* Problem details
Copy out every record below exactly as written, but leave out any pictures.

* Supplied material
************
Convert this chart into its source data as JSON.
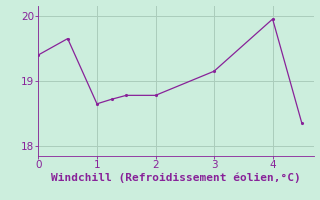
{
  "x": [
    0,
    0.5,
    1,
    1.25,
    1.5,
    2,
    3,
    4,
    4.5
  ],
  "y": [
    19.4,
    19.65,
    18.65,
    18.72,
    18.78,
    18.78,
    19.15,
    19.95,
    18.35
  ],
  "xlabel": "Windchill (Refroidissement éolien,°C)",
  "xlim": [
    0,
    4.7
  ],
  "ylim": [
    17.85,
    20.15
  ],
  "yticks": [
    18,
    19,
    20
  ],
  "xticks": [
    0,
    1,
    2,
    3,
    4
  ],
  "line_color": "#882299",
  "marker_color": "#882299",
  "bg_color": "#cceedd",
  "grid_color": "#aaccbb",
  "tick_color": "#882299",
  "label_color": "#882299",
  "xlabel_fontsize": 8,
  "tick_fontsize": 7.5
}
************
* Response below
Convert this chart into its source data as JSON.
{
  "x": [
    0,
    0.5,
    1,
    1.25,
    1.5,
    2,
    3,
    4,
    4.5
  ],
  "y": [
    19.4,
    19.65,
    18.65,
    18.72,
    18.78,
    18.78,
    19.15,
    19.95,
    18.35
  ],
  "xlabel": "Windchill (Refroidissement éolien,°C)",
  "xlim": [
    0,
    4.7
  ],
  "ylim": [
    17.85,
    20.15
  ],
  "yticks": [
    18,
    19,
    20
  ],
  "xticks": [
    0,
    1,
    2,
    3,
    4
  ],
  "line_color": "#882299",
  "marker_color": "#882299",
  "bg_color": "#cceedd",
  "grid_color": "#aaccbb",
  "tick_color": "#882299",
  "label_color": "#882299",
  "xlabel_fontsize": 8,
  "tick_fontsize": 7.5
}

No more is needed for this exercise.